— BEGIN —

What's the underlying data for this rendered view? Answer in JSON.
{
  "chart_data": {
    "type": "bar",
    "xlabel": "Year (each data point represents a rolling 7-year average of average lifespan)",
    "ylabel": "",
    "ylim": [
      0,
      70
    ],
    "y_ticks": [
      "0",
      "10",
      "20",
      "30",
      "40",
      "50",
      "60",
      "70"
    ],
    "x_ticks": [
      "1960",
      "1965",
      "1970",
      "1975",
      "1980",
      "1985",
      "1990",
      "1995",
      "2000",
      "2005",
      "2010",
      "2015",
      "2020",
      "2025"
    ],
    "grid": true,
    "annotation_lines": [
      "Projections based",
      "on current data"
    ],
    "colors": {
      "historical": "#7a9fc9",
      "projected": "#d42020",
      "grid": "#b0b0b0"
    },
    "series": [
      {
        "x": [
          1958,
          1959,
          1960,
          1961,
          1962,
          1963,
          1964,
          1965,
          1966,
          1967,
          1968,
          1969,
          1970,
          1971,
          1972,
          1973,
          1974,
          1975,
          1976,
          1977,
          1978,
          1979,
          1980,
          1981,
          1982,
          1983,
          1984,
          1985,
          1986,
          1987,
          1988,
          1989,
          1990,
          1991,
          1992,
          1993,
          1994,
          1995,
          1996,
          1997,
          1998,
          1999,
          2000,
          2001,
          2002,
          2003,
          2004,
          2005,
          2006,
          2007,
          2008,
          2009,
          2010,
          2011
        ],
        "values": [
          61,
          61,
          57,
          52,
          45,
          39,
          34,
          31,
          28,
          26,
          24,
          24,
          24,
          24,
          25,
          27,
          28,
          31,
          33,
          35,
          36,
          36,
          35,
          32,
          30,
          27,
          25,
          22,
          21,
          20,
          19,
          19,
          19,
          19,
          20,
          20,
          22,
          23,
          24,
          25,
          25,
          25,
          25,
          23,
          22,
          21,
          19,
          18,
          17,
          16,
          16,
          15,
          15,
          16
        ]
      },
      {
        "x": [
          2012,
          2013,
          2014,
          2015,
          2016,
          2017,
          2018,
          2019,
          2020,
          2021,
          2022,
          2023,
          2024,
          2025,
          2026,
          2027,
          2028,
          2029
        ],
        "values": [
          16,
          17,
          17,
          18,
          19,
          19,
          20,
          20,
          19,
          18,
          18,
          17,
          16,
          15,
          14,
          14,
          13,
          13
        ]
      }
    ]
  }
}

— END —

Task brief: Reproduce the data in full, exactly as presented.

Answer to this task:
What's the underlying data for this rendered view? Answer in JSON.
{
  "chart_data": {
    "type": "bar",
    "xlabel": "Year (each data point represents a rolling 7-year average of average lifespan)",
    "ylabel": "",
    "ylim": [
      0,
      70
    ],
    "y_ticks": [
      "0",
      "10",
      "20",
      "30",
      "40",
      "50",
      "60",
      "70"
    ],
    "x_ticks": [
      "1960",
      "1965",
      "1970",
      "1975",
      "1980",
      "1985",
      "1990",
      "1995",
      "2000",
      "2005",
      "2010",
      "2015",
      "2020",
      "2025"
    ],
    "grid": true,
    "annotation_lines": [
      "Projections based",
      "on current data"
    ],
    "colors": {
      "historical": "#7a9fc9",
      "projected": "#d42020",
      "grid": "#b0b0b0"
    },
    "series": [
      {
        "x": [
          1958,
          1959,
          1960,
          1961,
          1962,
          1963,
          1964,
          1965,
          1966,
          1967,
          1968,
          1969,
          1970,
          1971,
          1972,
          1973,
          1974,
          1975,
          1976,
          1977,
          1978,
          1979,
          1980,
          1981,
          1982,
          1983,
          1984,
          1985,
          1986,
          1987,
          1988,
          1989,
          1990,
          1991,
          1992,
          1993,
          1994,
          1995,
          1996,
          1997,
          1998,
          1999,
          2000,
          2001,
          2002,
          2003,
          2004,
          2005,
          2006,
          2007,
          2008,
          2009,
          2010,
          2011
        ],
        "values": [
          61,
          61,
          57,
          52,
          45,
          39,
          34,
          31,
          28,
          26,
          24,
          24,
          24,
          24,
          25,
          27,
          28,
          31,
          33,
          35,
          36,
          36,
          35,
          32,
          30,
          27,
          25,
          22,
          21,
          20,
          19,
          19,
          19,
          19,
          20,
          20,
          22,
          23,
          24,
          25,
          25,
          25,
          25,
          23,
          22,
          21,
          19,
          18,
          17,
          16,
          16,
          15,
          15,
          16
        ]
      },
      {
        "x": [
          2012,
          2013,
          2014,
          2015,
          2016,
          2017,
          2018,
          2019,
          2020,
          2021,
          2022,
          2023,
          2024,
          2025,
          2026,
          2027,
          2028,
          2029
        ],
        "values": [
          16,
          17,
          17,
          18,
          19,
          19,
          20,
          20,
          19,
          18,
          18,
          17,
          16,
          15,
          14,
          14,
          13,
          13
        ]
      }
    ]
  }
}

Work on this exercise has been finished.